Go through the lines below. Copy those with "osnovnih".
————
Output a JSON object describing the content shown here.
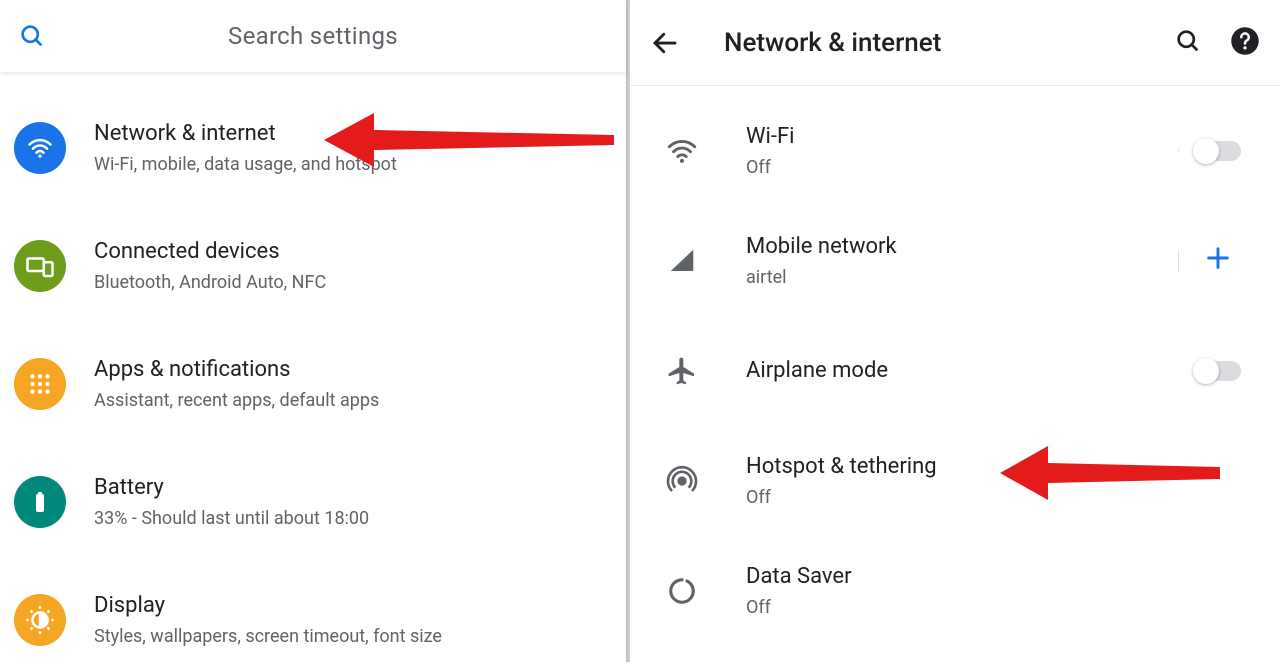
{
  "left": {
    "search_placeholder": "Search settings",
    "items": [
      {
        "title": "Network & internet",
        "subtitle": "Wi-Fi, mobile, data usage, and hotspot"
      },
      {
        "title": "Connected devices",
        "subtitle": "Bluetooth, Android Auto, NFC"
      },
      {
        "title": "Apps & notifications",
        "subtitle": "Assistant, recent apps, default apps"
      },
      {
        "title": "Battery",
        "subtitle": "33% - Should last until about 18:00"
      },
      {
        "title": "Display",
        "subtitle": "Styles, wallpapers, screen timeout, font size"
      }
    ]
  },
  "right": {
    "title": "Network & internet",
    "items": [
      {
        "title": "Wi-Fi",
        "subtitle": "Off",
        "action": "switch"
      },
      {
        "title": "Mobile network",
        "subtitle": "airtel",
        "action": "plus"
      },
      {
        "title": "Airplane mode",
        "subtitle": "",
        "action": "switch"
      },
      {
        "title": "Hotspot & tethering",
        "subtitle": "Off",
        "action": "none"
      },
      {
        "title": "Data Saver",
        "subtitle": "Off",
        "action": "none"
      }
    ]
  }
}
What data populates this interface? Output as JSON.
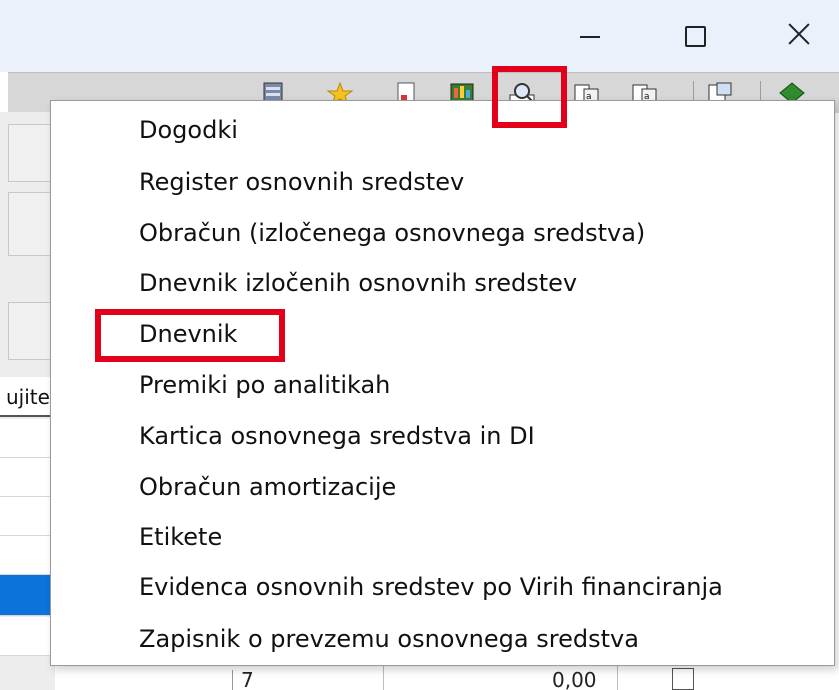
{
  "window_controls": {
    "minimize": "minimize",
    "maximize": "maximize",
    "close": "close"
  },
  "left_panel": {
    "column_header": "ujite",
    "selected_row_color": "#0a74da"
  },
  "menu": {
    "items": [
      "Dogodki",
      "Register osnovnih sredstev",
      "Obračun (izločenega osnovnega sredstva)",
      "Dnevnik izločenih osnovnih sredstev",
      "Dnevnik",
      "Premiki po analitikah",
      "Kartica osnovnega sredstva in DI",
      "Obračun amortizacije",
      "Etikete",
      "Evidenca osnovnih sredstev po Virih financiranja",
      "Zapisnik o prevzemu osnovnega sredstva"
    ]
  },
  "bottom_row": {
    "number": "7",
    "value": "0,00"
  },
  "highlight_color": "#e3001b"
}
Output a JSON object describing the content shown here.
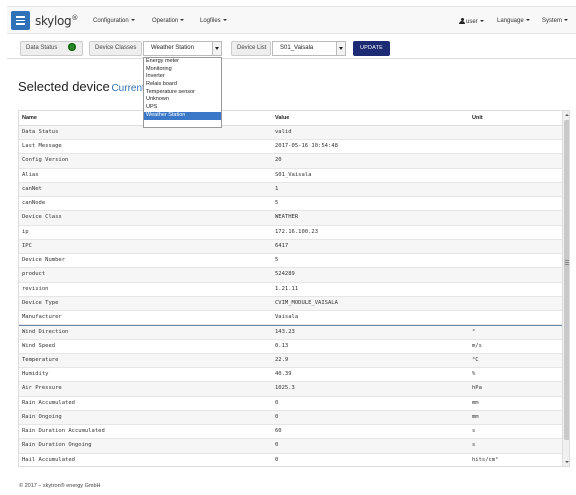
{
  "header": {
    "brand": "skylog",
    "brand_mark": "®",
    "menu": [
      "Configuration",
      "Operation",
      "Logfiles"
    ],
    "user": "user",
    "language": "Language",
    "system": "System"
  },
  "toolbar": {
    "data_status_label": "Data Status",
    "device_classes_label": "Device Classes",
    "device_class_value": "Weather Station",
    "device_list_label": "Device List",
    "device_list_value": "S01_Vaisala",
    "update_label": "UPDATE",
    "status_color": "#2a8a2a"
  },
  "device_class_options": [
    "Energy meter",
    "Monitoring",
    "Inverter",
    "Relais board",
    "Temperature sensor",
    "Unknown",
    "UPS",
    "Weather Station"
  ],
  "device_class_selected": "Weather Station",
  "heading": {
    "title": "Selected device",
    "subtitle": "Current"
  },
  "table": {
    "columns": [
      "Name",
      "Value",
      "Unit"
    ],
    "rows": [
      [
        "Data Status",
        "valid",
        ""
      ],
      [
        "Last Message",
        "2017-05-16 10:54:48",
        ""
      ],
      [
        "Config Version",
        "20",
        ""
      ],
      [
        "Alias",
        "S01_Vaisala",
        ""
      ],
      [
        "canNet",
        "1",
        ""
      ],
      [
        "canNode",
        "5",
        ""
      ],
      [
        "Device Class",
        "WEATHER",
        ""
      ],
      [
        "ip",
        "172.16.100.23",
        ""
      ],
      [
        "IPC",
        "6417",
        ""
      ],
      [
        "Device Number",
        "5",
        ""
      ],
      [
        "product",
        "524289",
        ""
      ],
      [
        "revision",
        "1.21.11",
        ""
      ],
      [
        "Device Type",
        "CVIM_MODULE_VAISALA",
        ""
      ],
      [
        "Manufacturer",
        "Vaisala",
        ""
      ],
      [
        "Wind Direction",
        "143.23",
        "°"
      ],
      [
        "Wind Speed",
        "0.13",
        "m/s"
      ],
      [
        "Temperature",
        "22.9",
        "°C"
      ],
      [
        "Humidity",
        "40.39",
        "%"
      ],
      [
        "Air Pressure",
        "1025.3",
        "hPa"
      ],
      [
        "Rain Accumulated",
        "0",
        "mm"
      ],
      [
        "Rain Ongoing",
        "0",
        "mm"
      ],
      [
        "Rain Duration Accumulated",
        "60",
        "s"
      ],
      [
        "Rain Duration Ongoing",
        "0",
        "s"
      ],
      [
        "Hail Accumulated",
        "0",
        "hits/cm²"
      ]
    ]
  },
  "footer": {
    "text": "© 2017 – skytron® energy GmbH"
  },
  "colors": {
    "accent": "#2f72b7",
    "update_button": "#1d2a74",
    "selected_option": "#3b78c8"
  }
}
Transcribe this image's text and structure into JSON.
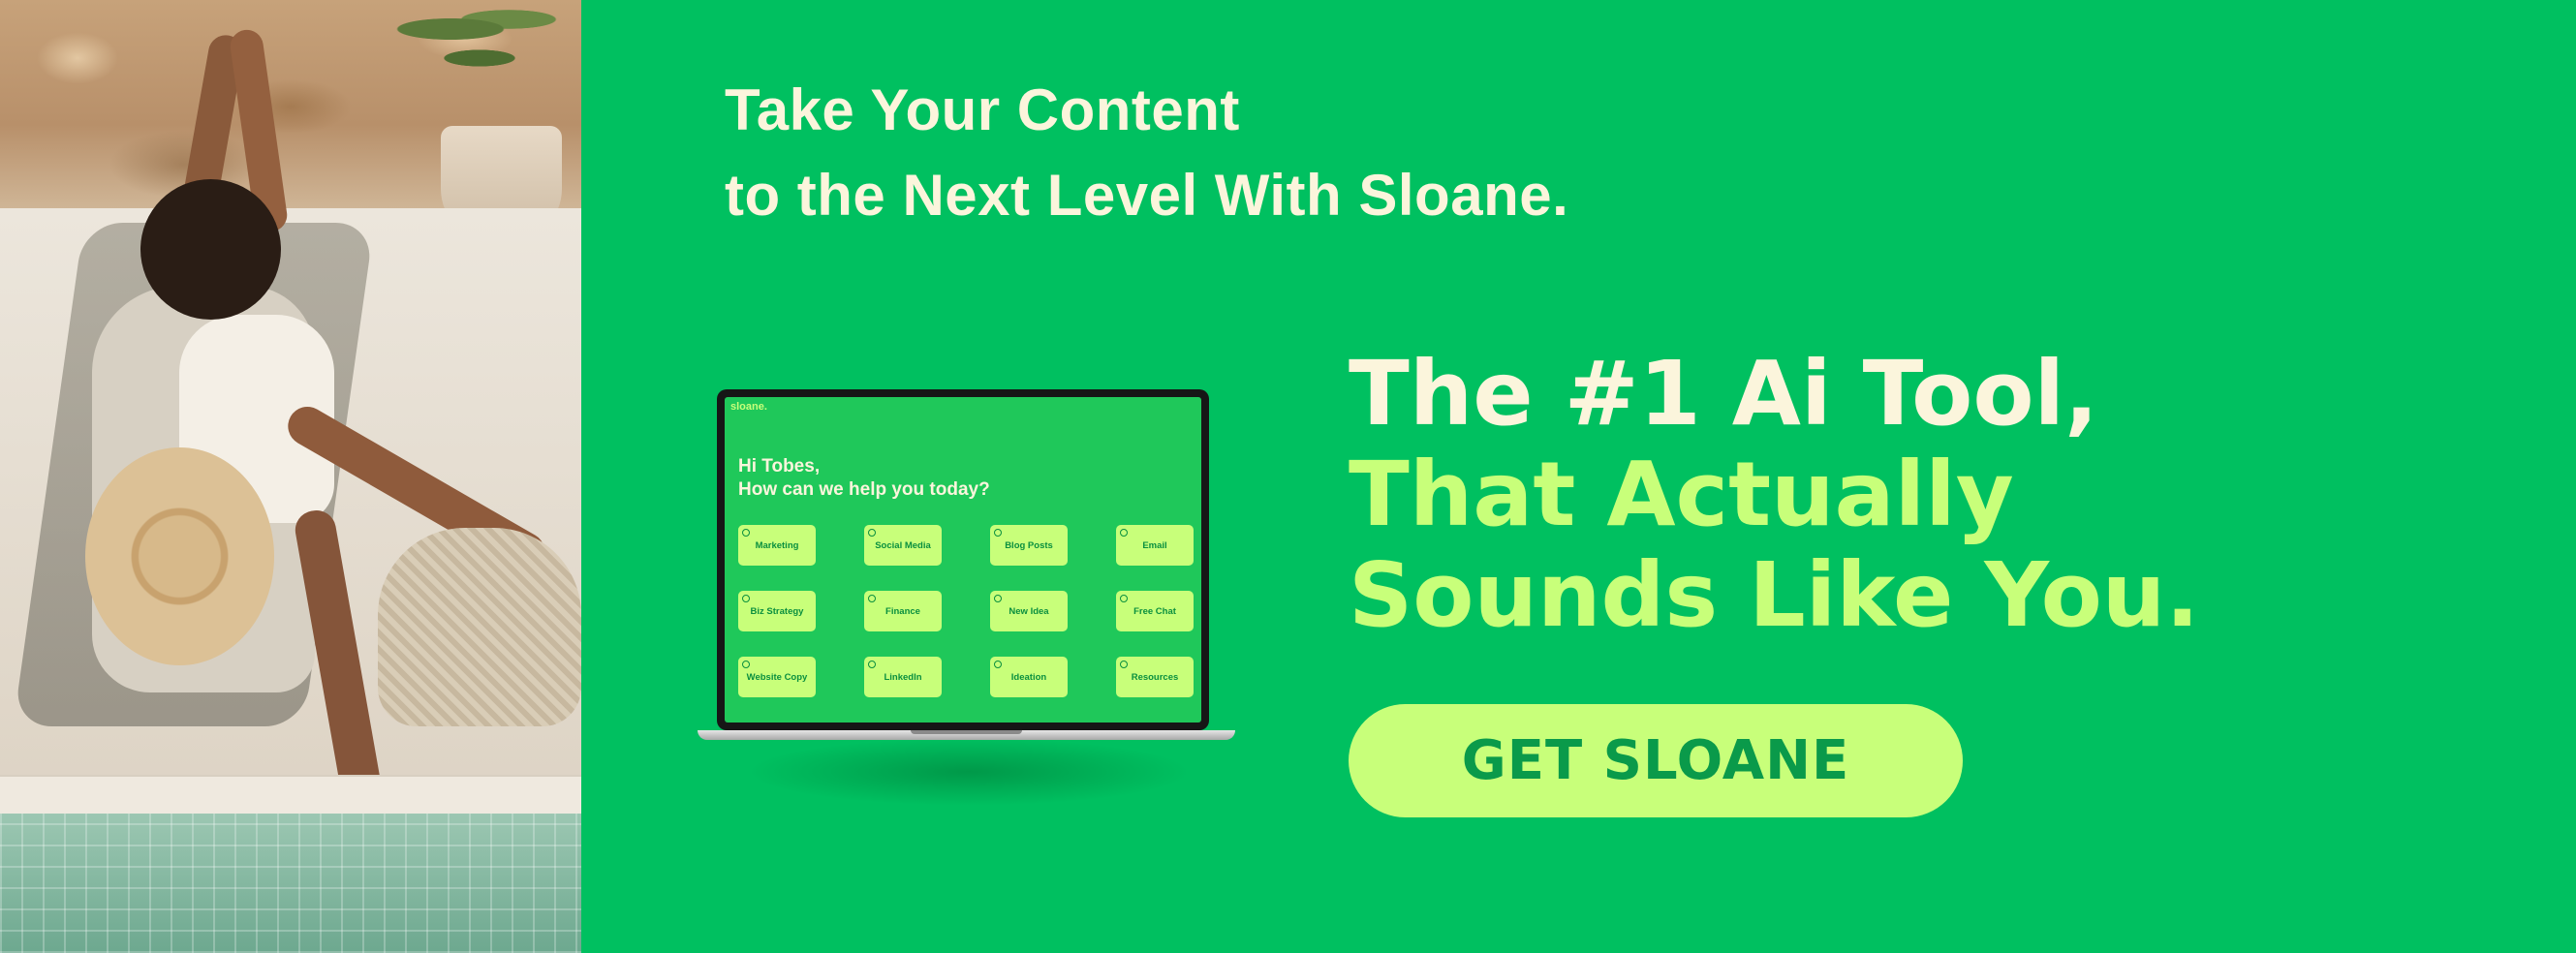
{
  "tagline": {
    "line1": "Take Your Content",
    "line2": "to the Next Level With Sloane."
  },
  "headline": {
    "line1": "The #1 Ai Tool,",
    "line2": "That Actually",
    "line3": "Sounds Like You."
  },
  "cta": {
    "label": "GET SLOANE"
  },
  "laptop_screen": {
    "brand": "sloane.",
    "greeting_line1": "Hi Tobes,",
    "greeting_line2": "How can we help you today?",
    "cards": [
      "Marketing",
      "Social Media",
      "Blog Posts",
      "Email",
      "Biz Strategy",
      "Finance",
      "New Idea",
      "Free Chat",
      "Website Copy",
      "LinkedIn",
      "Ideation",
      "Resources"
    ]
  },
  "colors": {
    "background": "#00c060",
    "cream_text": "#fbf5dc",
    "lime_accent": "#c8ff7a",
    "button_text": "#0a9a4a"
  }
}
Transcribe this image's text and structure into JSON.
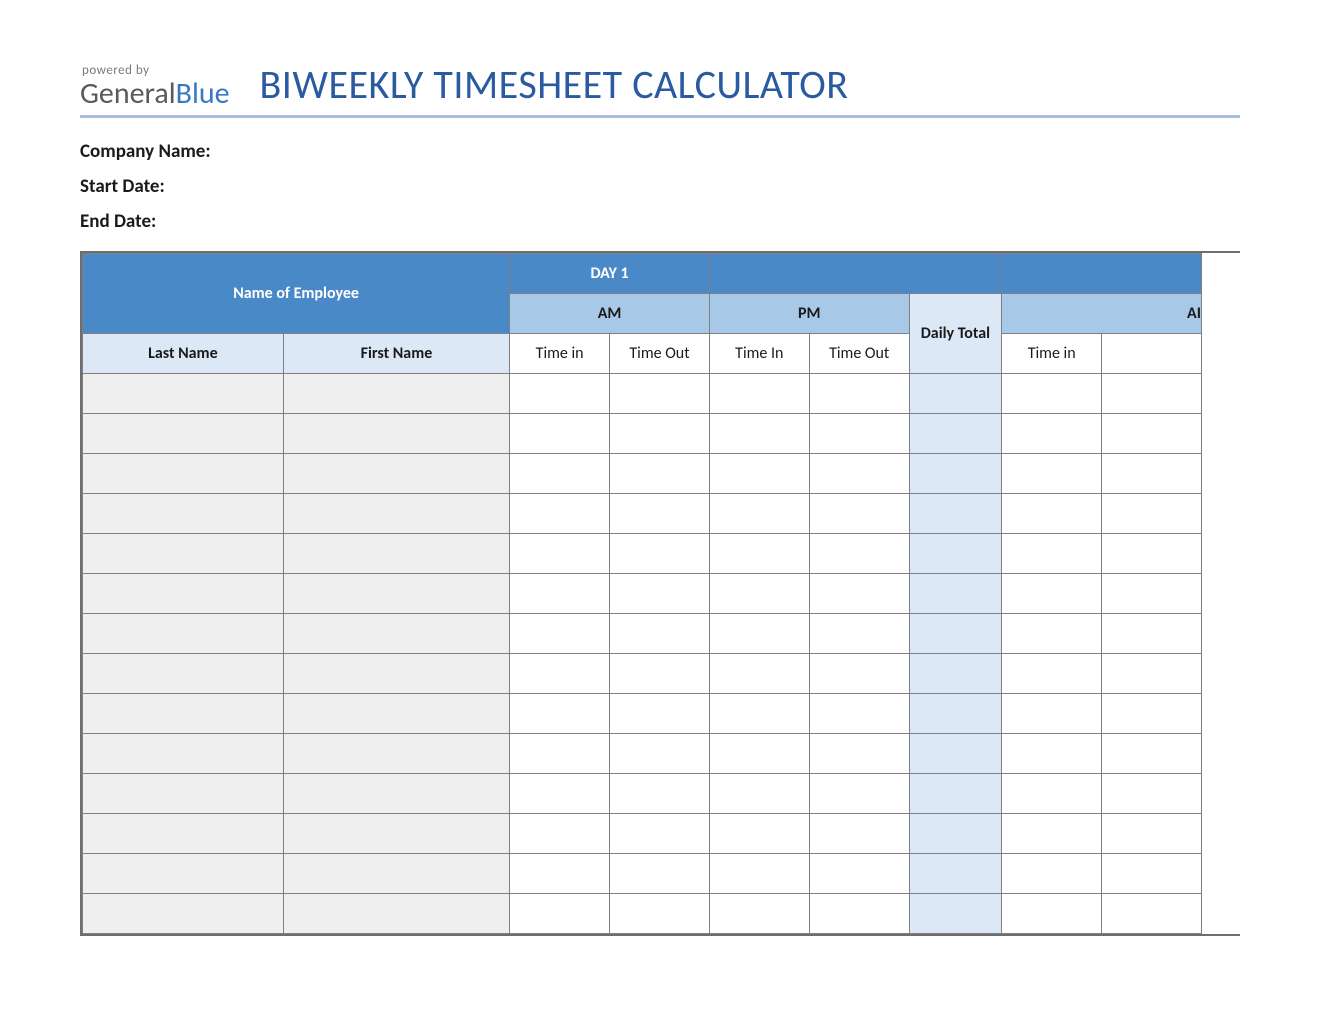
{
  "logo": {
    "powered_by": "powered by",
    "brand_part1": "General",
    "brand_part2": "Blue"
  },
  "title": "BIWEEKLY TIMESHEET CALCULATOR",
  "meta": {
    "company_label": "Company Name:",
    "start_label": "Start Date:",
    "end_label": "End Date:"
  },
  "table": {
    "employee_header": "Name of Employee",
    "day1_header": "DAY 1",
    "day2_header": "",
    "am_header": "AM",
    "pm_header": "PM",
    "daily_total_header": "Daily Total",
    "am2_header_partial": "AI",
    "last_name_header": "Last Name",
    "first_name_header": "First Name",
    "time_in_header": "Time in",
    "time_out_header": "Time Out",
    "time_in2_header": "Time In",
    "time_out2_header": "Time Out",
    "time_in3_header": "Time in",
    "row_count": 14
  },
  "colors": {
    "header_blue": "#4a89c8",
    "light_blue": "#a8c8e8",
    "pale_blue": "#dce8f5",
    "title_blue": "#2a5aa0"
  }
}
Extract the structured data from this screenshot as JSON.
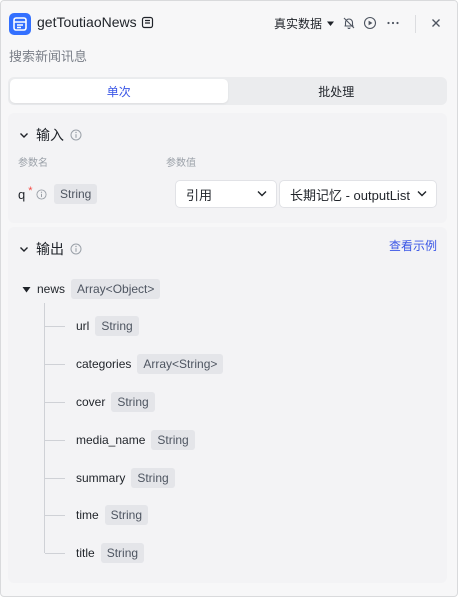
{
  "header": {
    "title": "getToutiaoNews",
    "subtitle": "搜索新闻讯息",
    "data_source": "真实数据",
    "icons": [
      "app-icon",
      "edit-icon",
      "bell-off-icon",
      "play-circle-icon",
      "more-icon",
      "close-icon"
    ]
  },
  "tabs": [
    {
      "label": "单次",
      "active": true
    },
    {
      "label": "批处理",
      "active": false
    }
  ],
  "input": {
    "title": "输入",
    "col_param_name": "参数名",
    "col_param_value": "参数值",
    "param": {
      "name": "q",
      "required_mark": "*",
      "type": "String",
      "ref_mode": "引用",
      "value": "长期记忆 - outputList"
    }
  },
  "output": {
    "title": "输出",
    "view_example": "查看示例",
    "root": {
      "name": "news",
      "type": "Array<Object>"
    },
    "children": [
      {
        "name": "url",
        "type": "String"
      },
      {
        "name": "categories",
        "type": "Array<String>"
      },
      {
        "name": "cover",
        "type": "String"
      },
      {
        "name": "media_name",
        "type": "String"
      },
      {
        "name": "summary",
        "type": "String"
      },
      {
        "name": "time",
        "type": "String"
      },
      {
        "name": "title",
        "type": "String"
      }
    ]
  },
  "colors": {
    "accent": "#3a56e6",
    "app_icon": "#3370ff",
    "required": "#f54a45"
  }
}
————
• **Full response**
      "Register osnovnih sredstev",
      "Dnevnik izločenih osnovnih sredstev",
      "Evidenca osnovnih sredstev po Virih financiranja",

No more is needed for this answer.